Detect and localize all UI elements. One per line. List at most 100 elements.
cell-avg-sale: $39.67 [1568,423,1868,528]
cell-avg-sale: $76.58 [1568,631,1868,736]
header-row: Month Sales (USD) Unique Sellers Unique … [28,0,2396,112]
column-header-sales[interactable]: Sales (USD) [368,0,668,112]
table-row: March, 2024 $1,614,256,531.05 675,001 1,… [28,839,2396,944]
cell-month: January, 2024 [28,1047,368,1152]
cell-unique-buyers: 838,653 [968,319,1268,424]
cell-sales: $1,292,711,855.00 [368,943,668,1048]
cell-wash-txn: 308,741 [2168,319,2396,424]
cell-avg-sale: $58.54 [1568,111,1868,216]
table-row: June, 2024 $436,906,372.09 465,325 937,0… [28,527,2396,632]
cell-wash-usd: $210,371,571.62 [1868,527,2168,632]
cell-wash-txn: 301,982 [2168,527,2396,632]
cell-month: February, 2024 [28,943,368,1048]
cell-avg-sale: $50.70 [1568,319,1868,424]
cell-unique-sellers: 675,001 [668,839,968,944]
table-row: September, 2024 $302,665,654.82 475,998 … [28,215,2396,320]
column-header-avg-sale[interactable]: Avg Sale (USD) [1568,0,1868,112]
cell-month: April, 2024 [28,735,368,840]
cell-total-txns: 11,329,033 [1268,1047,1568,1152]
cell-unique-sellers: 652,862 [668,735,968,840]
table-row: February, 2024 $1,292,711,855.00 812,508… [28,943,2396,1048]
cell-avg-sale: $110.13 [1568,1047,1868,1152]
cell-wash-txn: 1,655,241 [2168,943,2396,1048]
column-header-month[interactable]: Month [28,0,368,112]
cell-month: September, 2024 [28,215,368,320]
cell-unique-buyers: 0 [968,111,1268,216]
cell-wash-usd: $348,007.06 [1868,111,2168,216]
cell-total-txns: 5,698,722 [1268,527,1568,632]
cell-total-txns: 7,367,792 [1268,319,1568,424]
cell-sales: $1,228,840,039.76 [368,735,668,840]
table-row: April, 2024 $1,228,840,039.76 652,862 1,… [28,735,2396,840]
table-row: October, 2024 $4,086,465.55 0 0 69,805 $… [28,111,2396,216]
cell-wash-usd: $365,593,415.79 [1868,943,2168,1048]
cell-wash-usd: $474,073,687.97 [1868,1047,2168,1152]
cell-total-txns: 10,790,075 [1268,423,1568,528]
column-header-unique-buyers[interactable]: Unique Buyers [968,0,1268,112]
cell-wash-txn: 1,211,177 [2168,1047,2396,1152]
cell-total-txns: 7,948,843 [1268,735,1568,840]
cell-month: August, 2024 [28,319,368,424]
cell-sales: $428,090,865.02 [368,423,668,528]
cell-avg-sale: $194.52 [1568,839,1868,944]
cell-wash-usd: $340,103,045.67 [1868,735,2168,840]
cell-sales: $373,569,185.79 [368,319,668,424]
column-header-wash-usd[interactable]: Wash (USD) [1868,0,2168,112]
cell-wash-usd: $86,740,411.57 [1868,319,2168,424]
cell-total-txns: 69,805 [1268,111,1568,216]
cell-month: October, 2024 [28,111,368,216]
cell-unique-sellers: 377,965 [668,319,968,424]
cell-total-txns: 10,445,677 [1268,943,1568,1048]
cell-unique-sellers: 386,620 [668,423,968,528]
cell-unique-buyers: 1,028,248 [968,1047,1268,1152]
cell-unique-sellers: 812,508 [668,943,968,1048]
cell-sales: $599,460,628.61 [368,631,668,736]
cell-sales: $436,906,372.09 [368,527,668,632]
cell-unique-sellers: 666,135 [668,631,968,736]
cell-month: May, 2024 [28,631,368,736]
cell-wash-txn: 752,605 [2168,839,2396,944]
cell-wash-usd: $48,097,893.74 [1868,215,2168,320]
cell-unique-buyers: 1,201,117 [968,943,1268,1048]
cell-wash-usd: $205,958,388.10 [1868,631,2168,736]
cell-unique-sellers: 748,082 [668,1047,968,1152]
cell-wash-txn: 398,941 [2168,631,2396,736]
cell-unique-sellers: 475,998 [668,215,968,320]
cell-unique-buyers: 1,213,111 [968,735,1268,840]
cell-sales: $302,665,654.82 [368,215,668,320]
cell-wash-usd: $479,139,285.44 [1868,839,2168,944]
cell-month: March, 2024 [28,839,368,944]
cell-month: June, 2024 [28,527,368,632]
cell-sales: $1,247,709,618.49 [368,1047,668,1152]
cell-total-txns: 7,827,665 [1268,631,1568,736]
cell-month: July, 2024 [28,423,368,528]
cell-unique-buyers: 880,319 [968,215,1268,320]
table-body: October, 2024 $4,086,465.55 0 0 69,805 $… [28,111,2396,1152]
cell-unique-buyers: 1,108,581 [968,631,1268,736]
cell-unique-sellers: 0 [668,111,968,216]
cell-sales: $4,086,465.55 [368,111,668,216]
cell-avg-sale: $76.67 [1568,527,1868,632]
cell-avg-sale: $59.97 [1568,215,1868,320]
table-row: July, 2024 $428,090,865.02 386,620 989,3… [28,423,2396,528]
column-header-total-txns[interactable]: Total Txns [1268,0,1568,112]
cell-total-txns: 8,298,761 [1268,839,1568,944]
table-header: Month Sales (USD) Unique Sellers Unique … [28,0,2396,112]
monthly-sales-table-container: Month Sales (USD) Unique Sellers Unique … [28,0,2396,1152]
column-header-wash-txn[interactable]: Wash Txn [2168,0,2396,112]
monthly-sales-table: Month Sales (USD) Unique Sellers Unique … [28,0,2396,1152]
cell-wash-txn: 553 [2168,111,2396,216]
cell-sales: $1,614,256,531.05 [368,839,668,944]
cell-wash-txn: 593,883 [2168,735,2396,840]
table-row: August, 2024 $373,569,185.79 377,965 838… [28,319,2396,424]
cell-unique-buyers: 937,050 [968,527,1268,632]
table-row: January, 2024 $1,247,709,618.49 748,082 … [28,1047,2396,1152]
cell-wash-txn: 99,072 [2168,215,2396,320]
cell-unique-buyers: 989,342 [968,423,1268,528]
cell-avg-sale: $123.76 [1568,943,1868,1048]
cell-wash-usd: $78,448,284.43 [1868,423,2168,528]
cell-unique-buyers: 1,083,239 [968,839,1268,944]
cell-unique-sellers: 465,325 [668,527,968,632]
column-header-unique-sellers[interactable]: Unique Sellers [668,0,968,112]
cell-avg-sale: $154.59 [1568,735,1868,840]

------------------------------------------------

■ STATED GOAL
Present every line above as a Markdown table with two columns, Row and Line: number the rows in order and leave out any blank lines.

■ WRITTEN ANSWER
| Row | Line |
|---|---|
| 1 | Detect and localize all UI elements. One per line. List at most 100 elements. |
| 2 | cell-avg-sale: $39.67 [1568,423,1868,528] |
| 3 | cell-avg-sale: $76.58 [1568,631,1868,736] |
| 4 | header-row: Month Sales (USD) Unique Sellers Unique … [28,0,2396,112] |
| 5 | column-header-sales[interactable]: Sales (USD) [368,0,668,112] |
| 6 | table-row: March, 2024 $1,614,256,531.05 675,001 1,… [28,839,2396,944] |
| 7 | cell-month: January, 2024 [28,1047,368,1152] |
| 8 | cell-unique-buyers: 838,653 [968,319,1268,424] |
| 9 | cell-sales: $1,292,711,855.00 [368,943,668,1048] |
| 10 | cell-wash-txn: 308,741 [2168,319,2396,424] |
| 11 | cell-avg-sale: $58.54 [1568,111,1868,216] |
| 12 | table-row: June, 2024 $436,906,372.09 465,325 937,0… [28,527,2396,632] |
| 13 | cell-wash-usd: $210,371,571.62 [1868,527,2168,632] |
| 14 | cell-wash-txn: 301,982 [2168,527,2396,632] |
| 15 | cell-month: February, 2024 [28,943,368,1048] |
| 16 | cell-avg-sale: $50.70 [1568,319,1868,424] |
| 17 | cell-unique-sellers: 675,001 [668,839,968,944] |
| 18 | table-row: September, 2024 $302,665,654.82 475,998 … [28,215,2396,320] |
| 19 | column-header-avg-sale[interactable]: Avg Sale (USD) [1568,0,1868,112] |
| 20 | cell-month: April, 2024 [28,735,368,840] |
| 21 | cell-total-txns: 11,329,033 [1268,1047,1568,1152] |
| 22 | cell-unique-sellers: 652,862 [668,735,968,840] |
| 23 | table-row: February, 2024 $1,292,711,855.00 812,508… [28,943,2396,1048] |
| 24 | cell-avg-sale: $110.13 [1568,1047,1868,1152] |
| 25 | cell-wash-txn: 1,655,241 [2168,943,2396,1048] |
| 26 | column-header-month[interactable]: Month [28,0,368,112] |
| 27 | cell-month: September, 2024 [28,215,368,320] |
| 28 | cell-unique-buyers: 0 [968,111,1268,216] |
| 29 | cell-wash-usd: $348,007.06 [1868,111,2168,216] |
| 30 | cell-total-txns: 5,698,722 [1268,527,1568,632] |
| 31 | cell-total-txns: 7,367,792 [1268,319,1568,424] |
| 32 | cell-sales: $1,228,840,039.76 [368,735,668,840] |
| 33 | table-row: April, 2024 $1,228,840,039.76 652,862 1,… [28,735,2396,840] |
| 34 | table-row: October, 2024 $4,086,465.55 0 0 69,805 $… [28,111,2396,216] |
| 35 | cell-wash-usd: $365,593,415.79 [1868,943,2168,1048] |
| 36 | cell-wash-usd: $474,073,687.97 [1868,1047,2168,1152] |
| 37 | cell-total-txns: 10,790,075 [1268,423,1568,528] |
| 38 | column-header-unique-buyers[interactable]: Unique Buyers [968,0,1268,112] |
| 39 | cell-wash-txn: 1,211,177 [2168,1047,2396,1152] |
| 40 | cell-total-txns: 7,948,843 [1268,735,1568,840] |
| 41 | cell-month: August, 2024 [28,319,368,424] |
| 42 | cell-sales: $428,090,865.02 [368,423,668,528] |
| 43 | cell-avg-sale: $194.52 [1568,839,1868,944] |
| 44 | cell-wash-usd: $340,103,045.67 [1868,735,2168,840] |
| 45 | cell-sales: $373,569,185.79 [368,319,668,424] |
| 46 | column-header-wash-usd[interactable]: Wash (USD) [1868,0,2168,112] |
| 47 | cell-wash-usd: $86,740,411.57 [1868,319,2168,424] |
| 48 | cell-total-txns: 69,805 [1268,111,1568,216] |
| 49 | cell-month: October, 2024 [28,111,368,216] |
| 50 | cell-unique-sellers: 377,965 [668,319,968,424] |
| 51 | cell-total-txns: 10,445,677 [1268,943,1568,1048] |
| 52 | cell-unique-sellers: 386,620 [668,423,968,528] |
| 53 | cell-unique-buyers: 1,028,248 [968,1047,1268,1152] |
| 54 | cell-unique-sellers: 812,508 [668,943,968,1048] |
| 55 | cell-sales: $599,460,628.61 [368,631,668,736] |
| 56 | cell-sales: $436,906,372.09 [368,527,668,632] |
| 57 | cell-unique-sellers: 666,135 [668,631,968,736] |
| 58 | cell-month: May, 2024 [28,631,368,736] |
| 59 | cell-wash-txn: 752,605 [2168,839,2396,944] |
| 60 | cell-wash-usd: $48,097,893.74 [1868,215,2168,320] |
| 61 | cell-unique-buyers: 1,201,117 [968,943,1268,1048] |
| 62 | cell-wash-usd: $205,958,388.10 [1868,631,2168,736] |
| 63 | cell-unique-sellers: 748,082 [668,1047,968,1152] |
| 64 | cell-wash-txn: 398,941 [2168,631,2396,736] |
| 65 | cell-unique-sellers: 475,998 [668,215,968,320] |
| 66 | cell-unique-buyers: 1,213,111 [968,735,1268,840] |
| 67 | cell-sales: $302,665,654.82 [368,215,668,320] |
| 68 | cell-wash-usd: $479,139,285.44 [1868,839,2168,944] |
| 69 | cell-month: March, 2024 [28,839,368,944] |
| 70 | cell-month: June, 2024 [28,527,368,632] |
| 71 | cell-sales: $1,247,709,618.49 [368,1047,668,1152] |
| 72 | cell-total-txns: 7,827,665 [1268,631,1568,736] |
| 73 | cell-month: July, 2024 [28,423,368,528] |
| 74 | cell-unique-buyers: 880,319 [968,215,1268,320] |
| 75 | table-body: October, 2024 $4,086,465.55 0 0 69,805 $… [28,111,2396,1152] |
| 76 | cell-unique-buyers: 1,108,581 [968,631,1268,736] |
| 77 | cell-unique-sellers: 0 [668,111,968,216] |
| 78 | cell-sales: $4,086,465.55 [368,111,668,216] |
| 79 | cell-avg-sale: $76.67 [1568,527,1868,632] |
| 80 | cell-avg-sale: $59.97 [1568,215,1868,320] |
| 81 | table-row: July, 2024 $428,090,865.02 386,620 989,3… [28,423,2396,528] |
| 82 | column-header-total-txns[interactable]: Total Txns [1268,0,1568,112] |
| 83 | cell-total-txns: 8,298,761 [1268,839,1568,944] |
| 84 | table-header: Month Sales (USD) Unique Sellers Unique … [28,0,2396,112] |
| 85 | monthly-sales-table-container: Month Sales (USD) Unique Sellers Unique … [28,0,2396,1152] |
| 86 | column-header-wash-txn[interactable]: Wash Txn [2168,0,2396,112] |
| 87 | monthly-sales-table: Month Sales (USD) Unique Sellers Unique … [28,0,2396,1152] |
| 88 | cell-wash-txn: 553 [2168,111,2396,216] |
| 89 | cell-sales: $1,614,256,531.05 [368,839,668,944] |
| 90 | cell-wash-txn: 593,883 [2168,735,2396,840] |
| 91 | table-row: August, 2024 $373,569,185.79 377,965 838… [28,319,2396,424] |
| 92 | cell-unique-buyers: 937,050 [968,527,1268,632] |
| 93 | table-row: January, 2024 $1,247,709,618.49 748,082 … [28,1047,2396,1152] |
| 94 | cell-wash-txn: 99,072 [2168,215,2396,320] |
| 95 | cell-unique-buyers: 989,342 [968,423,1268,528] |
| 96 | cell-avg-sale: $123.76 [1568,943,1868,1048] |
| 97 | cell-wash-usd: $78,448,284.43 [1868,423,2168,528] |
| 98 | cell-unique-buyers: 1,083,239 [968,839,1268,944] |
| 99 | cell-unique-sellers: 465,325 [668,527,968,632] |
| 100 | column-header-unique-sellers[interactable]: Unique Sellers [668,0,968,112] |
| 101 | cell-avg-sale: $154.59 [1568,735,1868,840] |